> Task directions
From the listing below, tally the lines that include "tweet". Return only the total.

> Exercise inputs
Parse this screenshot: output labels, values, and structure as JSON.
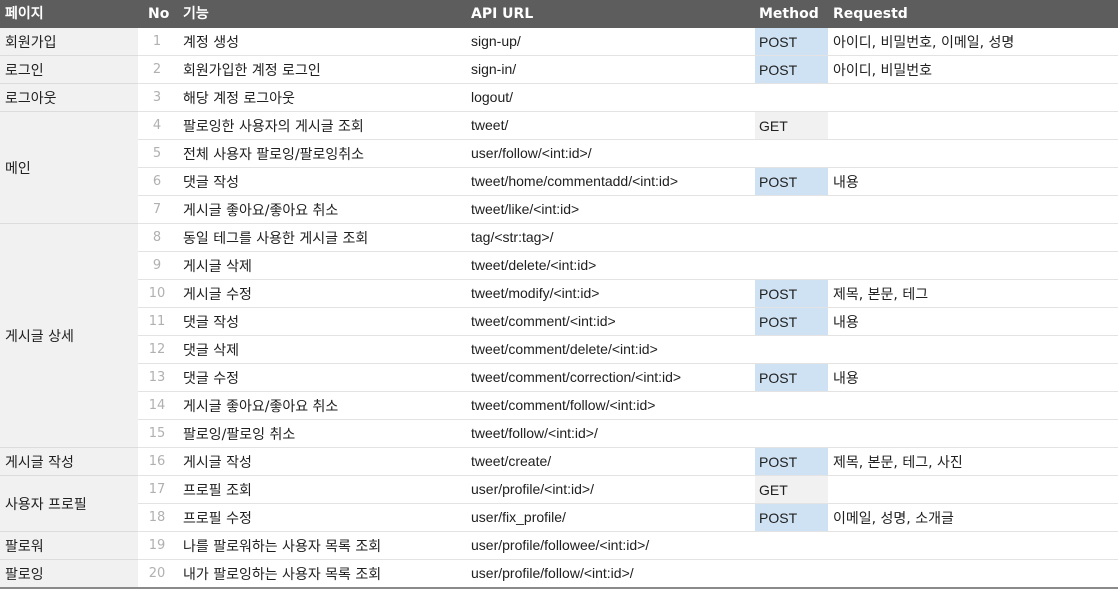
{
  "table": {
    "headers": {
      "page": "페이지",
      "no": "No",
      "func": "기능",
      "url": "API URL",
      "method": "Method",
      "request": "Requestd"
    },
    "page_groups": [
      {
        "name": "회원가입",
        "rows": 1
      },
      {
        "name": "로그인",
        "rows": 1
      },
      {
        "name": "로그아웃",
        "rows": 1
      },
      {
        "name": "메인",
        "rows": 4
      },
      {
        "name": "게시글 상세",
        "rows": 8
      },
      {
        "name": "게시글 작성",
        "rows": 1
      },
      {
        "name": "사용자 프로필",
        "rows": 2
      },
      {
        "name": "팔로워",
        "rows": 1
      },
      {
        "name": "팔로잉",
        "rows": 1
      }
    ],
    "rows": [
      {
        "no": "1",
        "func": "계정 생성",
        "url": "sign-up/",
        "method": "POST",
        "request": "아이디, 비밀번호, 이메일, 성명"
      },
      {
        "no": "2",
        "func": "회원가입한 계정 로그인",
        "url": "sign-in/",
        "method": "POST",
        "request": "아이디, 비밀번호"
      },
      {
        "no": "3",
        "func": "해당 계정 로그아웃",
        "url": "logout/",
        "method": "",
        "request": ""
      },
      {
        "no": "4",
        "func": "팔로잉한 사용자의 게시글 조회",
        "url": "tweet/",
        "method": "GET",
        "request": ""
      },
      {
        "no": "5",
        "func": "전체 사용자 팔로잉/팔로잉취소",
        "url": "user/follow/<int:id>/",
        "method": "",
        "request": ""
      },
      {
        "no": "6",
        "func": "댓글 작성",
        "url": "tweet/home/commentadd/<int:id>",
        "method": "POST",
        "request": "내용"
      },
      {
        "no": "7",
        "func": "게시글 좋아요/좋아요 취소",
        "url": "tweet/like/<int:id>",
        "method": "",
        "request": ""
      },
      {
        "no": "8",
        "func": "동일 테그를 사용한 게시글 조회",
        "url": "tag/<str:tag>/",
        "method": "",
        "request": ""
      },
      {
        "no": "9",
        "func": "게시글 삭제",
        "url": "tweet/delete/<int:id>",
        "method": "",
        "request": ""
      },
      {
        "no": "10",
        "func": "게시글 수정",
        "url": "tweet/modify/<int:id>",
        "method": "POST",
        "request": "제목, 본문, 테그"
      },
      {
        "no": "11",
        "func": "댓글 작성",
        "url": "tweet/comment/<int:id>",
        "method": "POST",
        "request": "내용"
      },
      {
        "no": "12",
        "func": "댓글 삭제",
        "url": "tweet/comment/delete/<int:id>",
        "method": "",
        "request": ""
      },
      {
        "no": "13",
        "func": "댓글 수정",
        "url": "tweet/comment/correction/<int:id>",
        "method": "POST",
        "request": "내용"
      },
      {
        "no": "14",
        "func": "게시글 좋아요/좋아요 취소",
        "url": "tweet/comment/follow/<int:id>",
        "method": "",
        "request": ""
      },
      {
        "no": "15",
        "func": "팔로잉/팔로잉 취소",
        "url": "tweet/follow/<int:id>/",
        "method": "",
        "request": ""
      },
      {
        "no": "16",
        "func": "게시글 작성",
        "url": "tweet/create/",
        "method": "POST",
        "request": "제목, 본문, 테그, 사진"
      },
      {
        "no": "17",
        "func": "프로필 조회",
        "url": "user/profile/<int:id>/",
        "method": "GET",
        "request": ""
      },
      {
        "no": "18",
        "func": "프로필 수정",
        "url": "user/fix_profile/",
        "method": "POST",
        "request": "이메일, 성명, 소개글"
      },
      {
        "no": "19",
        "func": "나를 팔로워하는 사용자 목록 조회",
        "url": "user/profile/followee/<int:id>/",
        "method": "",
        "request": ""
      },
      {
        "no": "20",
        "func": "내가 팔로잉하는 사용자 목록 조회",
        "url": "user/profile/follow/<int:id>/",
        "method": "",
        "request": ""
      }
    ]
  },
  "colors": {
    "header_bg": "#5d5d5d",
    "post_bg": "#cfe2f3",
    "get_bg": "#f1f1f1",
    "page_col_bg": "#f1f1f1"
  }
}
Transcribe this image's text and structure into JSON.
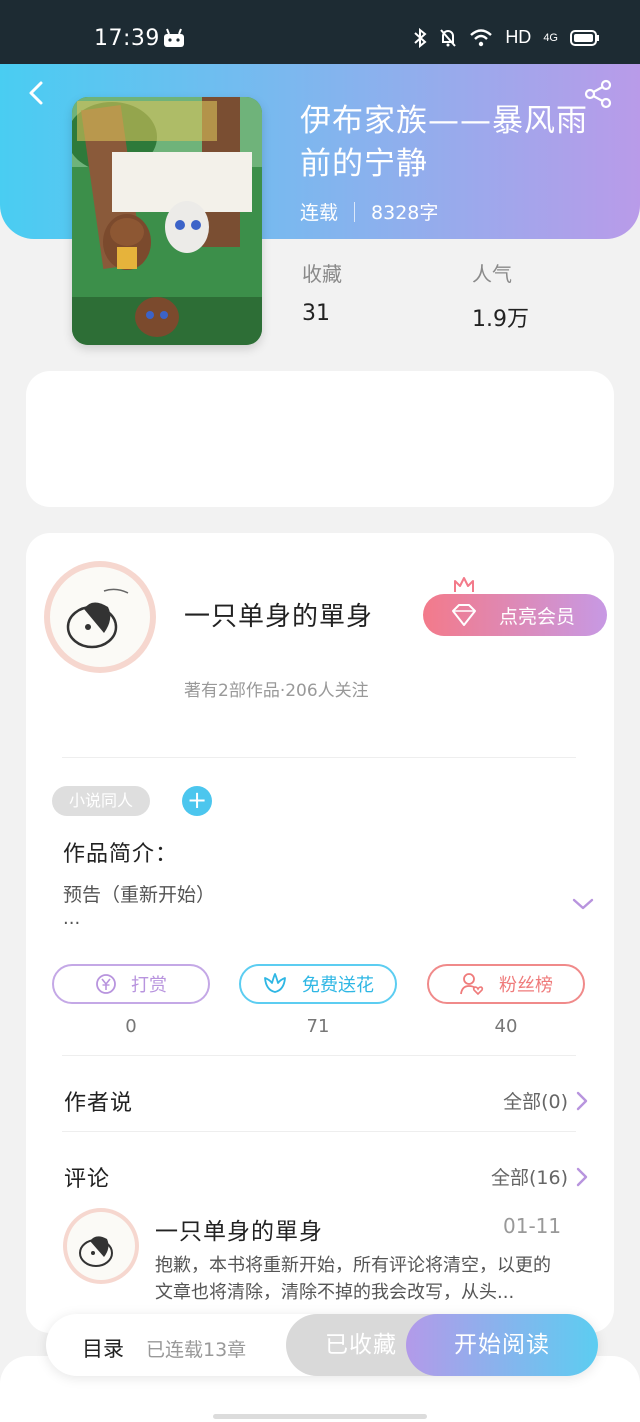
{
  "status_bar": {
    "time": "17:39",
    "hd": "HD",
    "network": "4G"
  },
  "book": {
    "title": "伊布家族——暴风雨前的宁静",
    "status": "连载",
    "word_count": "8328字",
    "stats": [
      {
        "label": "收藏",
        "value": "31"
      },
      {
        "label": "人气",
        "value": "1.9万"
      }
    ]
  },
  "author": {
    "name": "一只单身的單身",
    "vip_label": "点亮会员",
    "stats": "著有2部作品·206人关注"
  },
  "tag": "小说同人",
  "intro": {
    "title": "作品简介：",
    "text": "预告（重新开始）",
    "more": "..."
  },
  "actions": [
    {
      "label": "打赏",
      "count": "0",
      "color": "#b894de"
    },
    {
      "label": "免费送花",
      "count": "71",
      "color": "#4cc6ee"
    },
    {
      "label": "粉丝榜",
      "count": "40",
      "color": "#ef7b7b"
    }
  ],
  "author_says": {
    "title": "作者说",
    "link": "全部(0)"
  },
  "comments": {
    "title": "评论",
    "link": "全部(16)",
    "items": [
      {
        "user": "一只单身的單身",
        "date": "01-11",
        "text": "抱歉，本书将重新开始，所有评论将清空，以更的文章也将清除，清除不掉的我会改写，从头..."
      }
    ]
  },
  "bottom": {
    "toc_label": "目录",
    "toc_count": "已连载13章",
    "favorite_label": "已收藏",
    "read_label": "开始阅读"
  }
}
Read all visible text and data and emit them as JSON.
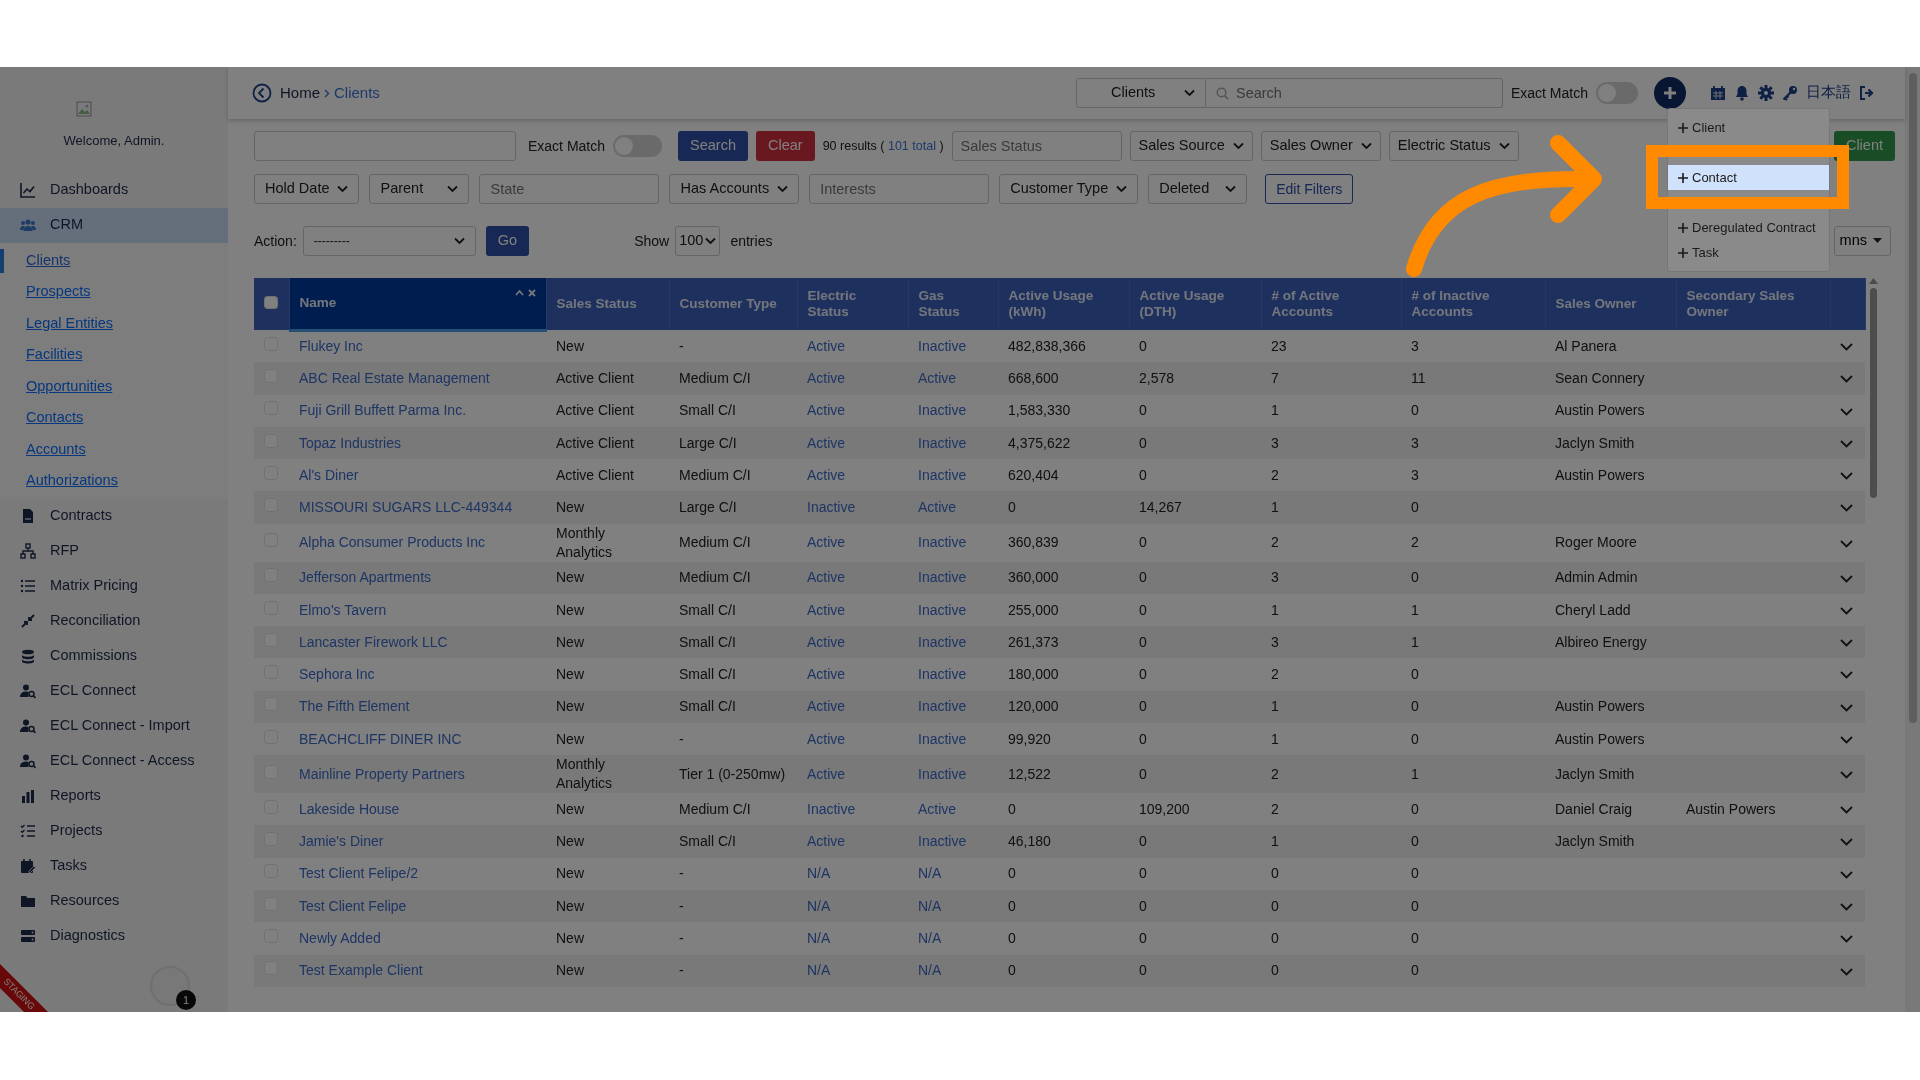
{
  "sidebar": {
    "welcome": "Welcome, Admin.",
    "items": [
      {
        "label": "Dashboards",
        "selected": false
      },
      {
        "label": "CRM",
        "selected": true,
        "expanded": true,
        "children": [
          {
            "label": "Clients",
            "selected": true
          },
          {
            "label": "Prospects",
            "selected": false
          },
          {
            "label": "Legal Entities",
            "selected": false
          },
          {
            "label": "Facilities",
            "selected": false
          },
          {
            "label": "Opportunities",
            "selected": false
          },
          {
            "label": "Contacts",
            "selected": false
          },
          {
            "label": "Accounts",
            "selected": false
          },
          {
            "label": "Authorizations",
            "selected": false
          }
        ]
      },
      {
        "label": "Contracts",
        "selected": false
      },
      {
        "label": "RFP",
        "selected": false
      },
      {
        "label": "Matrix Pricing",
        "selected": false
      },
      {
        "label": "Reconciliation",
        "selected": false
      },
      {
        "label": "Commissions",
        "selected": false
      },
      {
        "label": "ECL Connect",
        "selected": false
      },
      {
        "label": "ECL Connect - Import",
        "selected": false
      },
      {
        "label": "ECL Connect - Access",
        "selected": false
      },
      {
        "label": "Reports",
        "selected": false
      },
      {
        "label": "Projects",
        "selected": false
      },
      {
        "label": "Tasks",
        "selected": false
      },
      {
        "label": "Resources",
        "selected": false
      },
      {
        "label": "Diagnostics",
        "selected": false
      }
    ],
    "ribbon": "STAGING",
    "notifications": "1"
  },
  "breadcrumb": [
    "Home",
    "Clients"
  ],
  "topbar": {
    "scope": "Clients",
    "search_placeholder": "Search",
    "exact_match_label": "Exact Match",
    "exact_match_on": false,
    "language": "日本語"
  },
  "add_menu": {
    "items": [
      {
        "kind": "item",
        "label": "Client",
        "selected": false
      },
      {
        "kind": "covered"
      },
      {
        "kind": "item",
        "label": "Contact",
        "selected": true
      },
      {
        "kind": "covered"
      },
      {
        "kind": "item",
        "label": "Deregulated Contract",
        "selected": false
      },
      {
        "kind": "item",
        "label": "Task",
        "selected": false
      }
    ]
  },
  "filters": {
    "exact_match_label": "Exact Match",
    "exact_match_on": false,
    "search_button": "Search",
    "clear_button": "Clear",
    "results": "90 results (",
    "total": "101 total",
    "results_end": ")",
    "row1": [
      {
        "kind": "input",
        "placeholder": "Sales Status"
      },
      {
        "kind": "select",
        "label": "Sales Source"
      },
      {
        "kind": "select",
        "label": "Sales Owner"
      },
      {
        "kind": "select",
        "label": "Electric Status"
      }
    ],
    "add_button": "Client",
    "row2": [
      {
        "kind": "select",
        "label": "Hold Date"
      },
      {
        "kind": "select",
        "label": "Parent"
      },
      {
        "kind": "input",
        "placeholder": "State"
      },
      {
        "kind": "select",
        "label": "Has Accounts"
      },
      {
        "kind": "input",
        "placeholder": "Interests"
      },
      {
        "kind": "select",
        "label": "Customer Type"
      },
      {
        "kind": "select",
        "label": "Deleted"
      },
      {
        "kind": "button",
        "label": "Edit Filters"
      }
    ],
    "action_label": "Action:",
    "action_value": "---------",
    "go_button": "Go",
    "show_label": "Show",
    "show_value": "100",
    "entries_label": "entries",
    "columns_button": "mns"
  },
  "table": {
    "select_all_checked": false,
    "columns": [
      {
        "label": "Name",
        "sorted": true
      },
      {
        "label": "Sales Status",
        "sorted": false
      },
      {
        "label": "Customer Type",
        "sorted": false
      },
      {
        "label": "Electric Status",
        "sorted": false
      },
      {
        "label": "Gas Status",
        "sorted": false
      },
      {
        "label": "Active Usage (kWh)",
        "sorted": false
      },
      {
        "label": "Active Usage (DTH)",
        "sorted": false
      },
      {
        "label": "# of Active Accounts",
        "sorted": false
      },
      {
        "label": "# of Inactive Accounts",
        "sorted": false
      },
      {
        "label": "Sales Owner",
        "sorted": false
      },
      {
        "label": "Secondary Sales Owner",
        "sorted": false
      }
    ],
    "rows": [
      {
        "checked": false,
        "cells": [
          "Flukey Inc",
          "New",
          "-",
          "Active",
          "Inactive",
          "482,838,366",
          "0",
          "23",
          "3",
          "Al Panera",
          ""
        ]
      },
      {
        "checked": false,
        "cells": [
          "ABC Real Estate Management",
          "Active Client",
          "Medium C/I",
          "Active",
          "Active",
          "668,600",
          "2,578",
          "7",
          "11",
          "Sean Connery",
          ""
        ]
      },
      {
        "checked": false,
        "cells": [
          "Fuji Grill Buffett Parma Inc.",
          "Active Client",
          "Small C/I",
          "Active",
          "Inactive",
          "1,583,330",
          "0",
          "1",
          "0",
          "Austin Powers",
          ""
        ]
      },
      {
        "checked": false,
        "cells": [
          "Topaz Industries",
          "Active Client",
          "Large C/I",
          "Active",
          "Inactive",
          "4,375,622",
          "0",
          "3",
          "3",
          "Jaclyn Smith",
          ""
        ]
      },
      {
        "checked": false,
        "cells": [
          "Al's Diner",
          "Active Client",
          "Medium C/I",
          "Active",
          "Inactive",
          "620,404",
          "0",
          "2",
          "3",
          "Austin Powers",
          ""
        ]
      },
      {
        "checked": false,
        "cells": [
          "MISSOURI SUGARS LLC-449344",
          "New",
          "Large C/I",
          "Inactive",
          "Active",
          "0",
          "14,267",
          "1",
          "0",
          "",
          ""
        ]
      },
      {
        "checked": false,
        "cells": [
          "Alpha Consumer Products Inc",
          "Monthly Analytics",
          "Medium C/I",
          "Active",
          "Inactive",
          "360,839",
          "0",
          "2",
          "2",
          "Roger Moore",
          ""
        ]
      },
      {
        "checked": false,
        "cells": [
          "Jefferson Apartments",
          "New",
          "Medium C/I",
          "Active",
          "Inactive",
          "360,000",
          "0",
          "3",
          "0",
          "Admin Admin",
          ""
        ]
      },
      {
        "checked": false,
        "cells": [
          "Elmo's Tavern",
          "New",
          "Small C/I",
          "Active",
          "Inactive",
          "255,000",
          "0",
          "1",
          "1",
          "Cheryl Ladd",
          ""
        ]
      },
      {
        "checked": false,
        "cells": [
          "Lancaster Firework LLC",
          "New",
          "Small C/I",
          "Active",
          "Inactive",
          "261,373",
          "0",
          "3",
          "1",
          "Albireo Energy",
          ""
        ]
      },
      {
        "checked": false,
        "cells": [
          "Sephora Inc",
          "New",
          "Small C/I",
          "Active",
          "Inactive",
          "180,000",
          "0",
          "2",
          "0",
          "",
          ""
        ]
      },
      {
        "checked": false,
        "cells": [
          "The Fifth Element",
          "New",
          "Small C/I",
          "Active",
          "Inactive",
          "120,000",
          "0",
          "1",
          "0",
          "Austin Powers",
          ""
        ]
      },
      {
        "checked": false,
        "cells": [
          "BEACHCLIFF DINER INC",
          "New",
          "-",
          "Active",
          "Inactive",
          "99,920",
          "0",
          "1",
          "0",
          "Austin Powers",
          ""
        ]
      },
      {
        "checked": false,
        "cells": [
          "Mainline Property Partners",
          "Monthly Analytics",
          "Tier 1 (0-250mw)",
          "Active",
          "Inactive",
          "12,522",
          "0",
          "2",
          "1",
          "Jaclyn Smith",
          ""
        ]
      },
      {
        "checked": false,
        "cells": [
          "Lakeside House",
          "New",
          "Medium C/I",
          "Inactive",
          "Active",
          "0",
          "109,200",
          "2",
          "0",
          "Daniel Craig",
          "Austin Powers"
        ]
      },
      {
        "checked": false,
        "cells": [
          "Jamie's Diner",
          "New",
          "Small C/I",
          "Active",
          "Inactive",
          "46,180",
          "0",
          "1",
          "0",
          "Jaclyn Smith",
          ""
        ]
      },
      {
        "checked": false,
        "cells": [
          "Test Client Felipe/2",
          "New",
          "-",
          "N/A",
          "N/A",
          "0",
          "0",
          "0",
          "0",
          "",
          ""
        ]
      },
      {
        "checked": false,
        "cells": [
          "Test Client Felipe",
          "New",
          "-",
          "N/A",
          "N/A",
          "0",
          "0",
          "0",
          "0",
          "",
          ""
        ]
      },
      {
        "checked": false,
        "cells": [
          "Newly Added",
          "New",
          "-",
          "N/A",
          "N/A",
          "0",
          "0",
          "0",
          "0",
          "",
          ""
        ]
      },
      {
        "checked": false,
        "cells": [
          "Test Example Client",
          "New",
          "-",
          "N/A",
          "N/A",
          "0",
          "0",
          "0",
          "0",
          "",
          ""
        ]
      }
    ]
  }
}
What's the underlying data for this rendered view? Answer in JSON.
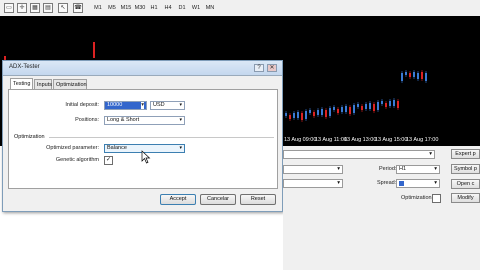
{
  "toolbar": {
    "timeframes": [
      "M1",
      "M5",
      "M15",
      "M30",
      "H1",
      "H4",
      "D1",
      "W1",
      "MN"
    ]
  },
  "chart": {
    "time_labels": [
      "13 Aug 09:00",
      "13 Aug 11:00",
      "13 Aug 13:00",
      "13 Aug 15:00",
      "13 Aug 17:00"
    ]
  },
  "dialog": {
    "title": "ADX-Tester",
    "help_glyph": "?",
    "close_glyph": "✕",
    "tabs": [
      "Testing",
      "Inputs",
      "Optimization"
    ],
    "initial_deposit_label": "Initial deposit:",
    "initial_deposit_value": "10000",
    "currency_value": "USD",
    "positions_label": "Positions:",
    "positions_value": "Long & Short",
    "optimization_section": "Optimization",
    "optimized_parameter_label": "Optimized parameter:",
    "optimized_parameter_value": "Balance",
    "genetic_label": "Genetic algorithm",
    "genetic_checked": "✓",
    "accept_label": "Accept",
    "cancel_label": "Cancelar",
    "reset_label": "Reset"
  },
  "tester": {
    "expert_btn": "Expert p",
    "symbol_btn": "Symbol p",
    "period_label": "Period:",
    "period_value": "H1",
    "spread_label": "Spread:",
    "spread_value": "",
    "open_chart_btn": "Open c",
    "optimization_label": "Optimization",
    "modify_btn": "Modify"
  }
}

> Written response
11